■ Requirement ■
Look through the data below. Show each line where the string "KRAKEN" occurs.

■ Extracted records ■
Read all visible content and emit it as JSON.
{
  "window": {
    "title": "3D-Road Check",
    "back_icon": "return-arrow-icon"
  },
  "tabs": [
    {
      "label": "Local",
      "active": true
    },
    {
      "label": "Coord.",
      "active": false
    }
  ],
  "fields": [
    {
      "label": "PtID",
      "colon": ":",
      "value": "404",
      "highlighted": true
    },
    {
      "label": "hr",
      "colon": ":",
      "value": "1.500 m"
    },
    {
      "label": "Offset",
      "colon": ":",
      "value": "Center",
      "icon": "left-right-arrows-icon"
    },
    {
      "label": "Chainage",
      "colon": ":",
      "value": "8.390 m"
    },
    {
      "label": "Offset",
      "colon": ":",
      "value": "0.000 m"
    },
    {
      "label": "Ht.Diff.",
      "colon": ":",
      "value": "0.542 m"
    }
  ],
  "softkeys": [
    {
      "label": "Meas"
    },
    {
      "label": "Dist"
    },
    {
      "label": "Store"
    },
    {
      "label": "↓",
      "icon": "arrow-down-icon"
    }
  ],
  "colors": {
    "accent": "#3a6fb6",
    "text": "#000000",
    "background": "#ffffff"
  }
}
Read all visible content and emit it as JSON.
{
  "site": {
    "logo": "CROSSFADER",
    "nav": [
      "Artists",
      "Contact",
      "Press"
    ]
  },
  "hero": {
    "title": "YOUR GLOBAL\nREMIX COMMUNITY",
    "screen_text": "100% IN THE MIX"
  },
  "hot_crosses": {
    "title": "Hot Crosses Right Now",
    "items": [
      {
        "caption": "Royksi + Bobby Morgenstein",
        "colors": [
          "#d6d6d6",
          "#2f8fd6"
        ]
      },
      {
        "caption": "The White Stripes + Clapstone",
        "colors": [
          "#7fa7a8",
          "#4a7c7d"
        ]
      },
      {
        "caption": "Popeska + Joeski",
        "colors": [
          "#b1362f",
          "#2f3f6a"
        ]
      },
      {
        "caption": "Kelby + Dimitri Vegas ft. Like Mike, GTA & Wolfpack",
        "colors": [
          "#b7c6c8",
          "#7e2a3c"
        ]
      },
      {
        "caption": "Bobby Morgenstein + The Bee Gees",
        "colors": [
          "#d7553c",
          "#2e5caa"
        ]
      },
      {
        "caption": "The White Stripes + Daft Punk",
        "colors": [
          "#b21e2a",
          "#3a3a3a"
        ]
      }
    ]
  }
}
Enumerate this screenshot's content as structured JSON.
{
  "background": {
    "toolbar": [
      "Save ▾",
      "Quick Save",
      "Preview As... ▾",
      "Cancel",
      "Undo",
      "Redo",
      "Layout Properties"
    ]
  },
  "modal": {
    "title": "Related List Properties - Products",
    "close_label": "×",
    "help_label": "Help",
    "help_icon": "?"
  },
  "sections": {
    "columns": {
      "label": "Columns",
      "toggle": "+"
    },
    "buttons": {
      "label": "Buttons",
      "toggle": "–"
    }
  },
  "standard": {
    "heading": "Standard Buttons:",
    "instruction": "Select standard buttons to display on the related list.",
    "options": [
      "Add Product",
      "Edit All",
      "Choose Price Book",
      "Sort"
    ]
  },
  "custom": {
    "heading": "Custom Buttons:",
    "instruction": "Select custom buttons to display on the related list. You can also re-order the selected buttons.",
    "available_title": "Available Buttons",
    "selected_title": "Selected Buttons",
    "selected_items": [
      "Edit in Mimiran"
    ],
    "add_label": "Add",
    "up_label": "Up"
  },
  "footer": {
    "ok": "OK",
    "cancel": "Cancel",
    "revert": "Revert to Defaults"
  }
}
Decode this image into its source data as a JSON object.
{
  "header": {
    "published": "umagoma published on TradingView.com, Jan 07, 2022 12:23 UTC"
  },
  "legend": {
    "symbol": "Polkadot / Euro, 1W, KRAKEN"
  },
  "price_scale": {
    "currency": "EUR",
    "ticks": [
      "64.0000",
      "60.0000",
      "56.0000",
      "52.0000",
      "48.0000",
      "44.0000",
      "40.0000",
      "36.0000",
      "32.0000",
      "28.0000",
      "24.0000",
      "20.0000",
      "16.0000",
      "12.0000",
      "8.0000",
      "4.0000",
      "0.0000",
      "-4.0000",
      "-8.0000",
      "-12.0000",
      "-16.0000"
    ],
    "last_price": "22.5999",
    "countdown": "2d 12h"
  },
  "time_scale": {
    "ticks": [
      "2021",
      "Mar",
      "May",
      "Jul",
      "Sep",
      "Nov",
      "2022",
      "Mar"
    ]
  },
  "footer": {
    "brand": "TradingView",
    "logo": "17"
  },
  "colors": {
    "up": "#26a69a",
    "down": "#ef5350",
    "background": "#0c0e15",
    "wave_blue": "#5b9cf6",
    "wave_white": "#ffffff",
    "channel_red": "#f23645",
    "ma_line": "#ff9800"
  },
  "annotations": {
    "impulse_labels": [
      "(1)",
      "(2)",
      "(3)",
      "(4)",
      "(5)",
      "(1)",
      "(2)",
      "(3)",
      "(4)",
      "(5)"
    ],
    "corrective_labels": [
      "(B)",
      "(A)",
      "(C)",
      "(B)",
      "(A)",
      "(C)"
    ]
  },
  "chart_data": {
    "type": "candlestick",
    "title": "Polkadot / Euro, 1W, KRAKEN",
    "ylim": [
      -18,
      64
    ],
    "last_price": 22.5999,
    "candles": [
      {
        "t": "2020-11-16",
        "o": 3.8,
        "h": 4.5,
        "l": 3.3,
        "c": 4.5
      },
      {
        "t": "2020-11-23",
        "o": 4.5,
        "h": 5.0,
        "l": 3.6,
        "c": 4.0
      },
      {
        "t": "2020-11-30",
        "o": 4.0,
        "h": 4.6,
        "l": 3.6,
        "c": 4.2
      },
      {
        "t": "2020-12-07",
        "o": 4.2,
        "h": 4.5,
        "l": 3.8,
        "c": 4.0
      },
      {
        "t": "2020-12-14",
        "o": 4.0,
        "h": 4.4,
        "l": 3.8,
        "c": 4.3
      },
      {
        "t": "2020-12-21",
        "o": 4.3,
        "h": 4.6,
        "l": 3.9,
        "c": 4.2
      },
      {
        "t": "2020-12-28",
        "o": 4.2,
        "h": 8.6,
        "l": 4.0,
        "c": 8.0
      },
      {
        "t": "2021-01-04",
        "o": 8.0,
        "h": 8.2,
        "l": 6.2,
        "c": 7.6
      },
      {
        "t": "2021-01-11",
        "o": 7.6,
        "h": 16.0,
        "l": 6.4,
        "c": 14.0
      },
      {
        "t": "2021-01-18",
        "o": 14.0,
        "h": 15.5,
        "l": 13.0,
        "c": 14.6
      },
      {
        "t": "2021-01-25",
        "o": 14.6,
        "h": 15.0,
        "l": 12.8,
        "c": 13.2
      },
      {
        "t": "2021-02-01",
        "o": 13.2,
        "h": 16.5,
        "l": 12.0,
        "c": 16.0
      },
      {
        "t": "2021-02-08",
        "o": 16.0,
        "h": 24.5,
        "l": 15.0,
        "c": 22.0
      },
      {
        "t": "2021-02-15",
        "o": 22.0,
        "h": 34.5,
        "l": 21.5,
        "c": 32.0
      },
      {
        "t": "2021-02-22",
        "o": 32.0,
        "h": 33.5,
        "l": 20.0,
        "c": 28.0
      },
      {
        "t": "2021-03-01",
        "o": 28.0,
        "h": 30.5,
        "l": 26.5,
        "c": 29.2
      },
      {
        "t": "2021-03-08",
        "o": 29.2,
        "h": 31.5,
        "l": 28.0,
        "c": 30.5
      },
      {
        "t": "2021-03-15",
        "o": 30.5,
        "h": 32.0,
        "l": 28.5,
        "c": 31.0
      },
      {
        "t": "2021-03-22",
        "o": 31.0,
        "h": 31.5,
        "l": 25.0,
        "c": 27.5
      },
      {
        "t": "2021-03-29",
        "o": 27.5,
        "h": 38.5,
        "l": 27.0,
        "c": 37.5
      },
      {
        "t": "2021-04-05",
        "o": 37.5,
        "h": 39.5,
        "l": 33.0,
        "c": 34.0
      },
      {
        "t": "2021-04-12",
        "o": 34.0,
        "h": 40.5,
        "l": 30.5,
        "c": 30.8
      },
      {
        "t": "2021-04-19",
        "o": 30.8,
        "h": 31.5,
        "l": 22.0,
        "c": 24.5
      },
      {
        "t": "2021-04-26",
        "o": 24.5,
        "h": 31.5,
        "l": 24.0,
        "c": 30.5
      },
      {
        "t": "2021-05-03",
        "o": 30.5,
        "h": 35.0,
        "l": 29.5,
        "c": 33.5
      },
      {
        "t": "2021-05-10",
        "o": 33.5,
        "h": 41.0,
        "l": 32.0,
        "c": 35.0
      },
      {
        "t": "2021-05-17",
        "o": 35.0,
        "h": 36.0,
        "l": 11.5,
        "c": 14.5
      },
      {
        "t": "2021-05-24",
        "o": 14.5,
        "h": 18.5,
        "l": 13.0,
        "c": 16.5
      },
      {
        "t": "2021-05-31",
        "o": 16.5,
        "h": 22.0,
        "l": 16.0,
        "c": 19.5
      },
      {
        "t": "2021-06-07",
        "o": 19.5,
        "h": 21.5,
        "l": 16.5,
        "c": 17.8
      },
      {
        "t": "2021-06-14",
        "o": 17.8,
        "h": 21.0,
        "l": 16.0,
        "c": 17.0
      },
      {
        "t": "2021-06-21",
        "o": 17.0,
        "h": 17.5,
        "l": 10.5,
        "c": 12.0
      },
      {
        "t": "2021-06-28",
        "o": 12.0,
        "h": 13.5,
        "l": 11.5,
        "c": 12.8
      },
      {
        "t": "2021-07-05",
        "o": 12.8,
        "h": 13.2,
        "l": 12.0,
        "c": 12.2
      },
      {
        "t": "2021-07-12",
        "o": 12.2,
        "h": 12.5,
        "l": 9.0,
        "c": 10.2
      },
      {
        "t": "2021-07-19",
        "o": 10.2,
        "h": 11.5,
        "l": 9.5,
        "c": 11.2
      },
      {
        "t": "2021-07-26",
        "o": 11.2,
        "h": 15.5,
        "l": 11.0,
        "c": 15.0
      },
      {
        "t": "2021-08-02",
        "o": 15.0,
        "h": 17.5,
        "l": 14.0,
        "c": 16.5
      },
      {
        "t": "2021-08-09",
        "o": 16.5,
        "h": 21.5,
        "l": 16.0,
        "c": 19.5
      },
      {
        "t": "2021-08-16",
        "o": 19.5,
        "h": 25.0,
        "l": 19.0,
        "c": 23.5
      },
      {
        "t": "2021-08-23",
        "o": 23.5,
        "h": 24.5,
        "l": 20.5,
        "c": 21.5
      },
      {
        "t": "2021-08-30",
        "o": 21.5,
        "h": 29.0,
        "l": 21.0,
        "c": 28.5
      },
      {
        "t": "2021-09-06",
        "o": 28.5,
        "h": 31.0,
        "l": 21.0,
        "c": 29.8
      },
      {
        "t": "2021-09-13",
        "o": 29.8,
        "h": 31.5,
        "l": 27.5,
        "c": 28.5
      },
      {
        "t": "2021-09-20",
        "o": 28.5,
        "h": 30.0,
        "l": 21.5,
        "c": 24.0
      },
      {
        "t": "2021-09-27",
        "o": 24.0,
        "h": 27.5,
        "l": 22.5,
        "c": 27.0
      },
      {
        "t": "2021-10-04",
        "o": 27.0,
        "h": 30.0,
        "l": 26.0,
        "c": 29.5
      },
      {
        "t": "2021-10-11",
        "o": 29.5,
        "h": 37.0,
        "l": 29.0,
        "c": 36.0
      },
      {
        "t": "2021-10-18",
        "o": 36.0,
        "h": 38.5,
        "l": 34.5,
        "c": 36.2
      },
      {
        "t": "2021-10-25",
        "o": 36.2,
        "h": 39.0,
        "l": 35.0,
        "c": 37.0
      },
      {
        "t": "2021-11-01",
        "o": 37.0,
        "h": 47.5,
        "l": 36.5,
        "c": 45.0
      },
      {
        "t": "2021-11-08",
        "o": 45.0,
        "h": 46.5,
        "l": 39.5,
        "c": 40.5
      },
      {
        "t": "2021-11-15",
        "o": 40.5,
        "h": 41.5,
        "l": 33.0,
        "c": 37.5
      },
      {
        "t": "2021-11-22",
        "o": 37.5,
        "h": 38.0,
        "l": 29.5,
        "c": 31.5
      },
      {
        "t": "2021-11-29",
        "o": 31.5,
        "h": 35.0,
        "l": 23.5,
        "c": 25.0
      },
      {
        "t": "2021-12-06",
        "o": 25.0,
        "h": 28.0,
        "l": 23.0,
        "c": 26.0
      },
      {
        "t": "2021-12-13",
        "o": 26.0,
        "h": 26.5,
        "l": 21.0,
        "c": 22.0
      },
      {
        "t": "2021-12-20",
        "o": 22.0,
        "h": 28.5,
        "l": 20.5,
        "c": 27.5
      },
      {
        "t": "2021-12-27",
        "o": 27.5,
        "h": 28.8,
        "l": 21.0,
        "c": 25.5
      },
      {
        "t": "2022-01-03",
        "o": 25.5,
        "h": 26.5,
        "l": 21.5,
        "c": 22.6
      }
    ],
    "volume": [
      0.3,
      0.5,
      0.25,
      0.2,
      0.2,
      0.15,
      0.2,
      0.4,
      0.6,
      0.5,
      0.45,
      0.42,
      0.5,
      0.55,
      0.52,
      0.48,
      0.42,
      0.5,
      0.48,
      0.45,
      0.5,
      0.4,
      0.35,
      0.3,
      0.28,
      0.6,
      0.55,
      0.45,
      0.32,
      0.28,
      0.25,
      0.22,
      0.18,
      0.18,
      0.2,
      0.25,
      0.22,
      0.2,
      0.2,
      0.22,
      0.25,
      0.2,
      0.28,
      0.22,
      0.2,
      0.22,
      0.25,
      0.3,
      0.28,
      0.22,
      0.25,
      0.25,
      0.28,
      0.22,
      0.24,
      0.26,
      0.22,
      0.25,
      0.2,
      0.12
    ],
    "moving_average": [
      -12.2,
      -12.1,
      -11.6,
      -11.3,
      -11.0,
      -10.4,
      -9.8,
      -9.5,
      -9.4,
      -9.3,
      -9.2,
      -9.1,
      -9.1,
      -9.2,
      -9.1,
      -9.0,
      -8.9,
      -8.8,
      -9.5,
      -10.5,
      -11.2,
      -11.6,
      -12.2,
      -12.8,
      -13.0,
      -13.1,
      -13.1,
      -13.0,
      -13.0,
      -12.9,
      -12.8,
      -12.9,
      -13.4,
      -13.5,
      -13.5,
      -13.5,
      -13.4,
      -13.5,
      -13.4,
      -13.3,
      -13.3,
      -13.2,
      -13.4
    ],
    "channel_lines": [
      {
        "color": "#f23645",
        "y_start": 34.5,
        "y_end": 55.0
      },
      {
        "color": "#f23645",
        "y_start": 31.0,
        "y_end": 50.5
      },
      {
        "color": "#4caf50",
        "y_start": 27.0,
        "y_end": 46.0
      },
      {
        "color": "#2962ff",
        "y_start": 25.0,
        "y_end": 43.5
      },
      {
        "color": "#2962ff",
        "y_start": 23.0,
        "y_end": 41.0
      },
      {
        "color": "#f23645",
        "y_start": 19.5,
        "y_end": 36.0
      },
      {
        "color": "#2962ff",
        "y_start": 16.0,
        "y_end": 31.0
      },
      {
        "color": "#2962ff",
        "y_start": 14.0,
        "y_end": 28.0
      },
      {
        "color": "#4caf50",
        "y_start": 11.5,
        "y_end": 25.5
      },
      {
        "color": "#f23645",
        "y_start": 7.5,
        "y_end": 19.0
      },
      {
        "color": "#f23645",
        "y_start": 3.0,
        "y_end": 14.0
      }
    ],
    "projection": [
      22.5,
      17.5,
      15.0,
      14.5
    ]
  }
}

■ Solution to this problem ■
    "symbol": "Polkadot / Euro, 1W, KRAKEN"
    "title": "Polkadot / Euro, 1W, KRAKEN",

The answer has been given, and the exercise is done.